Transcribe each line of the material as it is, and drop any picture.

(Collected data entries)
::::

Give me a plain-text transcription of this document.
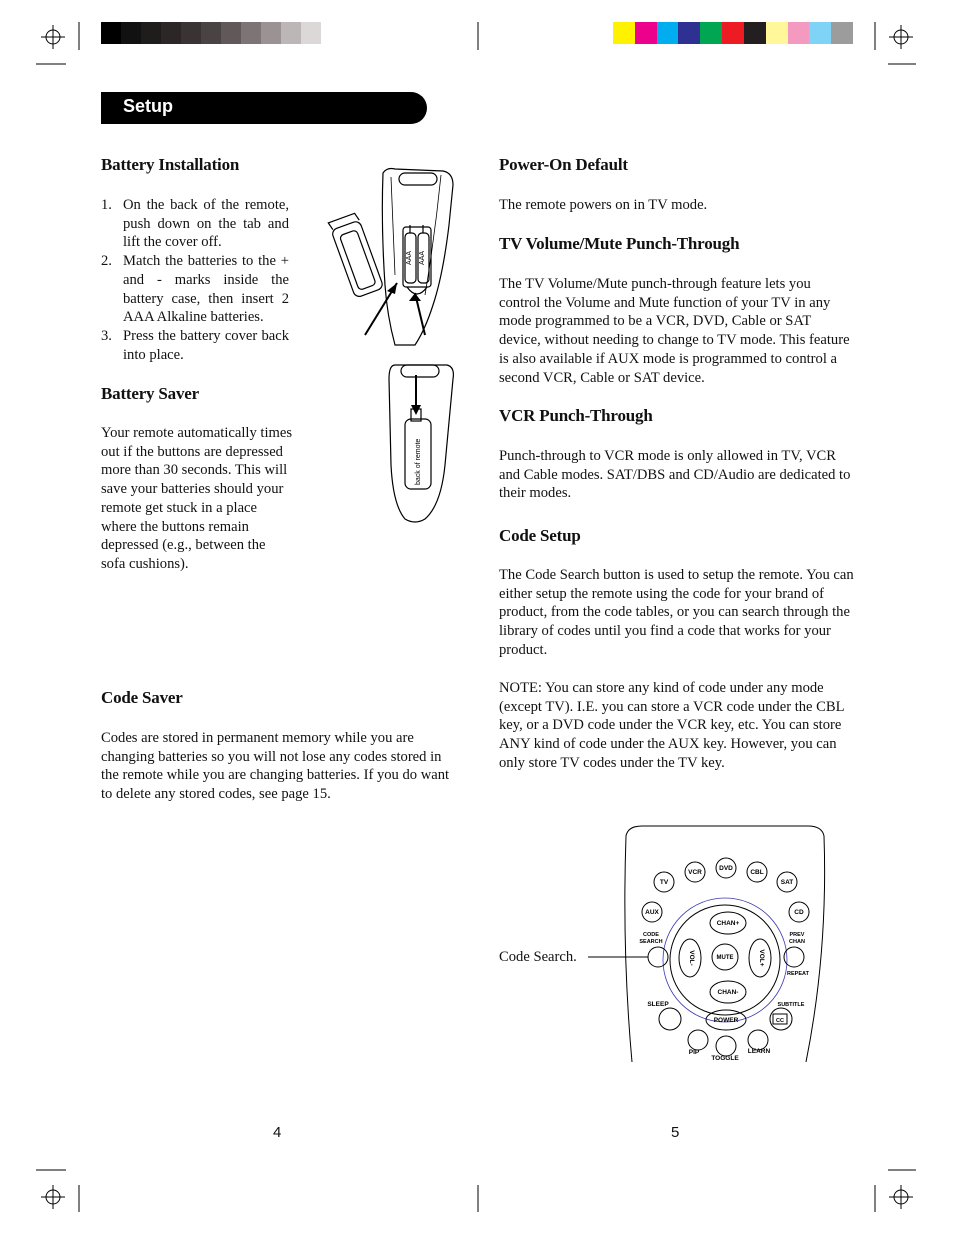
Setup
Battery Installation
1. On the back of the remote, push down on the tab and lift the cover off.
2. Match the batteries to the + and - marks inside the battery case, then insert 2 AAA Alkaline batteries.
3. Press the battery cover back into place.
Battery Saver

Your remote automatically times out if the buttons are depressed more than 30 seconds. This will save your batteries should your remote get stuck in a place where the buttons remain depressed (e.g., between the sofa cushions).

Code Saver

Codes are stored in permanent memory while you are changing batteries so you will not lose any codes stored in the remote while you are changing batteries. If you do want to delete any stored codes, see page 15.

4
AAA AAA
back of remote
Power-On Default

The remote powers on in TV mode.

TV Volume/Mute Punch-Through

The TV Volume/Mute punch-through feature lets you control the Volume and Mute function of your TV in any mode programmed to be a VCR, DVD, Cable or SAT device, without needing to change to TV mode. This feature is also available if AUX mode is programmed to control a second VCR, Cable or SAT device.

VCR Punch-Through

Punch-through to VCR mode is only allowed in TV, VCR and Cable modes. SAT/DBS and CD/Audio are dedicated to their modes.

Code Setup

The Code Search button is used to setup the remote. You can either setup the remote using the code for your brand of product, from the code tables, or you can search through the library of codes until you find a code that works for your product.

NOTE: You can store any kind of code under any mode (except TV). I.E. you can store a VCR code under the CBL key, or a DVD code under the VCR key, etc. You can store ANY kind of code under the AUX key. However, you can only store TV codes under the TV key.

Code Search.
TV
VCR
DVD
CBL
SAT
AUX	CD
CODE
SEARCH
PREV
CHAN
CHAN+
CHAN-
MUTE
VOL-	VOL+
REPEAT
SLEEP	SUBTITLE
CC
POWER
PIP
TOGGLE
LEARN
5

::::

- Result of this exercise -
Give me a plain-text transcription of this document.
Setup
Battery Installation
1. On the back of the remote, push down on the tab and lift the cover off.
2. Match the batteries to the + and - marks inside the battery case, then insert 2 AAA Alkaline batteries.
3. Press the battery cover back into place.
Battery Saver

Your remote automatically times out if the buttons are depressed more than 30 seconds. This will save your batteries should your remote get stuck in a place where the buttons remain depressed (e.g., between the sofa cushions).

Code Saver

Codes are stored in permanent memory while you are changing batteries so you will not lose any codes stored in the remote while you are changing batteries. If you do want to delete any stored codes, see page 15.

4
AAA AAA
back of remote
Power-On Default

The remote powers on in TV mode.

TV Volume/Mute Punch-Through

The TV Volume/Mute punch-through feature lets you control the Volume and Mute function of your TV in any mode programmed to be a VCR, DVD, Cable or SAT device, without needing to change to TV mode. This feature is also available if AUX mode is programmed to control a second VCR, Cable or SAT device.

VCR Punch-Through

Punch-through to VCR mode is only allowed in TV, VCR and Cable modes. SAT/DBS and CD/Audio are dedicated to their modes.

Code Setup

The Code Search button is used to setup the remote. You can either setup the remote using the code for your brand of product, from the code tables, or you can search through the library of codes until you find a code that works for your product.

NOTE: You can store any kind of code under any mode (except TV). I.E. you can store a VCR code under the CBL key, or a DVD code under the VCR key, etc. You can store ANY kind of code under the AUX key. However, you can only store TV codes under the TV key.

Code Search.
TV
VCR
DVD
CBL
SAT
AUX	CD
CODE
SEARCH
PREV
CHAN
CHAN+
CHAN-
MUTE
VOL-	VOL+
REPEAT
SLEEP	SUBTITLE
CC
POWER
PIP
TOGGLE
LEARN
5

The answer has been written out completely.